### Task objective
Each line of the material must be repeated precisely, with the pictures left out.
START Records supplied
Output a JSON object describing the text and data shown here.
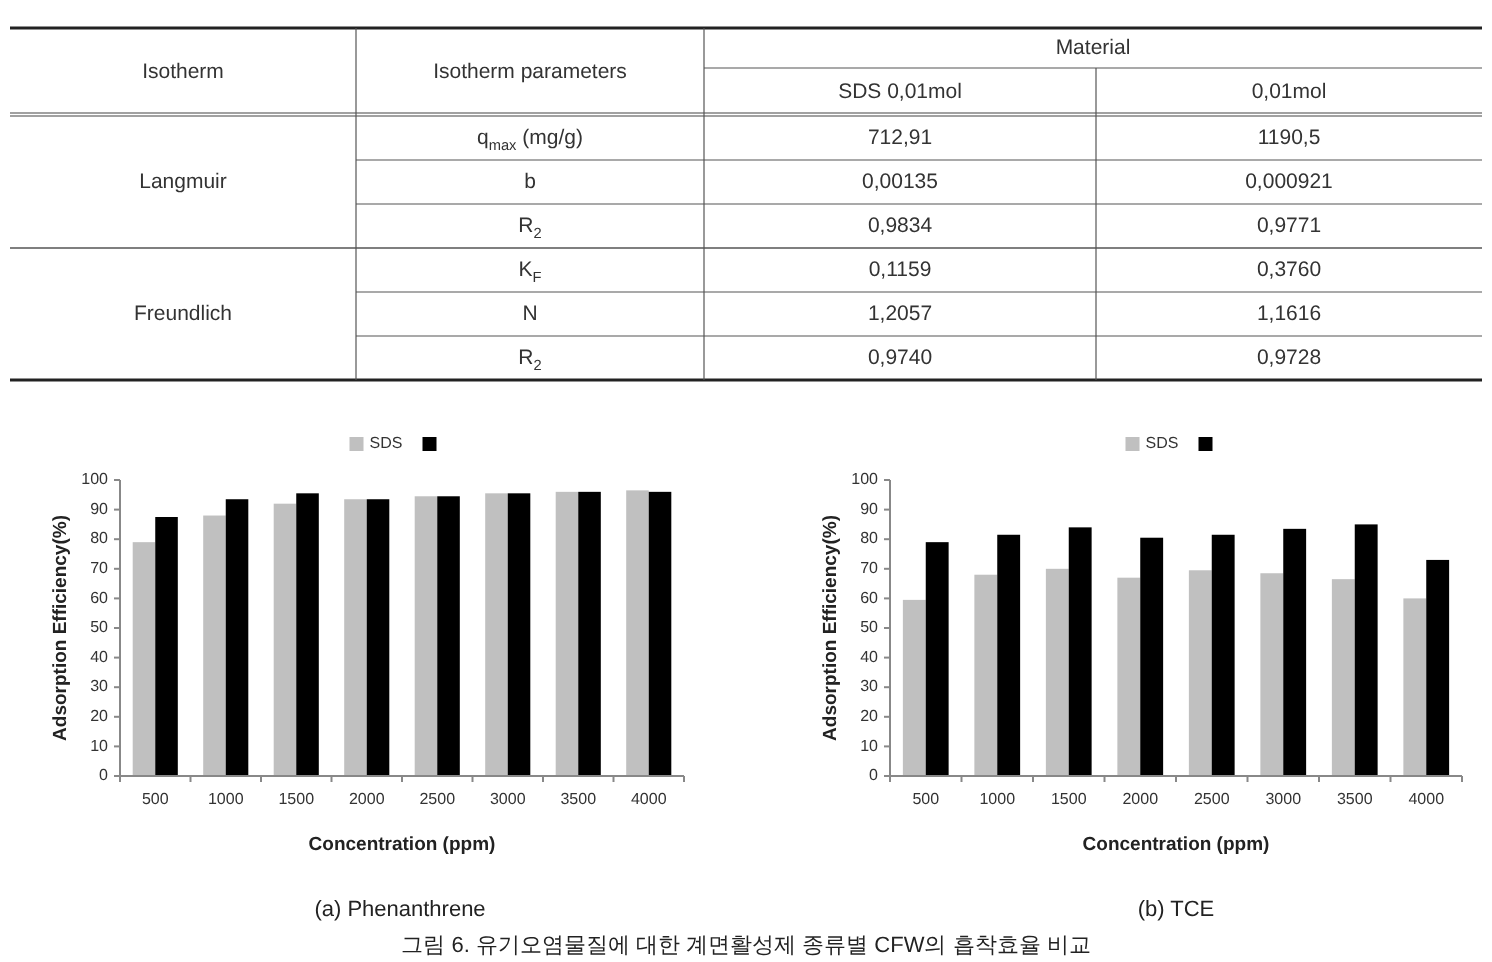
{
  "chart_data": [
    {
      "type": "other",
      "annotations": [
        "Isotherm",
        "Isotherm parameters",
        "Material",
        "SDS 0,01mol",
        "0,01mol",
        "Langmuir",
        "q$_{max}$ (mg/g)",
        "712,91",
        "1190,5",
        "b",
        "0,00135",
        "0,000921",
        "R$_{2}$",
        "0,9834",
        "0,9771",
        "Freundlich",
        "K$_{F}$",
        "0,1159",
        "0,3760",
        "N",
        "1,2057",
        "1,1616",
        "R$_{2}$",
        "0,9740",
        "0,9728"
      ]
    },
    {
      "type": "bar",
      "title": "(a) Phenanthrene",
      "xlabel": "Concentration (ppm)",
      "ylabel": "Adsorption Efficiency(%)",
      "categories": [
        "500",
        "1000",
        "1500",
        "2000",
        "2500",
        "3000",
        "3500",
        "4000"
      ],
      "series": [
        {
          "name": "SDS",
          "color": "#c0c0c0",
          "values": [
            79,
            88,
            92,
            93.5,
            94.5,
            95.5,
            96,
            96.5
          ]
        },
        {
          "color": "#000000",
          "values": [
            87.5,
            93.5,
            95.5,
            93.5,
            94.5,
            95.5,
            96,
            96
          ]
        }
      ],
      "ylim": [
        0,
        100
      ],
      "yticks": [
        0,
        10,
        20,
        30,
        40,
        50,
        60,
        70,
        80,
        90,
        100
      ],
      "grid": false,
      "legend": "top"
    },
    {
      "type": "bar",
      "title": "(b) TCE",
      "xlabel": "Concentration (ppm)",
      "ylabel": "Adsorption Efficiency(%)",
      "categories": [
        "500",
        "1000",
        "1500",
        "2000",
        "2500",
        "3000",
        "3500",
        "4000"
      ],
      "series": [
        {
          "name": "SDS",
          "color": "#c0c0c0",
          "values": [
            59.5,
            68,
            70,
            67,
            69.5,
            68.5,
            66.5,
            60
          ]
        },
        {
          "color": "#000000",
          "values": [
            79,
            81.5,
            84,
            80.5,
            81.5,
            83.5,
            85,
            73
          ]
        }
      ],
      "ylim": [
        0,
        100
      ],
      "yticks": [
        0,
        10,
        20,
        30,
        40,
        50,
        60,
        70,
        80,
        90,
        100
      ],
      "grid": false,
      "legend": "top",
      "annotations": [
        "그림 6. 유기오염물질에 대한 계면활성제 종류별 CFW의 흡착효율 비교"
      ]
    }
  ]
}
END Records supplied
### Finished exercise
Output a JSON object describing the text and data shown here.
{
  "chart_data": [
    {
      "type": "other",
      "annotations": [
        "Isotherm",
        "Isotherm parameters",
        "Material",
        "SDS 0,01mol",
        "0,01mol",
        "Langmuir",
        "q$_{max}$ (mg/g)",
        "712,91",
        "1190,5",
        "b",
        "0,00135",
        "0,000921",
        "R$_{2}$",
        "0,9834",
        "0,9771",
        "Freundlich",
        "K$_{F}$",
        "0,1159",
        "0,3760",
        "N",
        "1,2057",
        "1,1616",
        "R$_{2}$",
        "0,9740",
        "0,9728"
      ]
    },
    {
      "type": "bar",
      "title": "(a) Phenanthrene",
      "xlabel": "Concentration (ppm)",
      "ylabel": "Adsorption Efficiency(%)",
      "categories": [
        "500",
        "1000",
        "1500",
        "2000",
        "2500",
        "3000",
        "3500",
        "4000"
      ],
      "series": [
        {
          "name": "SDS",
          "color": "#c0c0c0",
          "values": [
            79,
            88,
            92,
            93.5,
            94.5,
            95.5,
            96,
            96.5
          ]
        },
        {
          "color": "#000000",
          "values": [
            87.5,
            93.5,
            95.5,
            93.5,
            94.5,
            95.5,
            96,
            96
          ]
        }
      ],
      "ylim": [
        0,
        100
      ],
      "yticks": [
        0,
        10,
        20,
        30,
        40,
        50,
        60,
        70,
        80,
        90,
        100
      ],
      "grid": false,
      "legend": "top"
    },
    {
      "type": "bar",
      "title": "(b) TCE",
      "xlabel": "Concentration (ppm)",
      "ylabel": "Adsorption Efficiency(%)",
      "categories": [
        "500",
        "1000",
        "1500",
        "2000",
        "2500",
        "3000",
        "3500",
        "4000"
      ],
      "series": [
        {
          "name": "SDS",
          "color": "#c0c0c0",
          "values": [
            59.5,
            68,
            70,
            67,
            69.5,
            68.5,
            66.5,
            60
          ]
        },
        {
          "color": "#000000",
          "values": [
            79,
            81.5,
            84,
            80.5,
            81.5,
            83.5,
            85,
            73
          ]
        }
      ],
      "ylim": [
        0,
        100
      ],
      "yticks": [
        0,
        10,
        20,
        30,
        40,
        50,
        60,
        70,
        80,
        90,
        100
      ],
      "grid": false,
      "legend": "top",
      "annotations": [
        "그림 6. 유기오염물질에 대한 계면활성제 종류별 CFW의 흡착효율 비교"
      ]
    }
  ]
}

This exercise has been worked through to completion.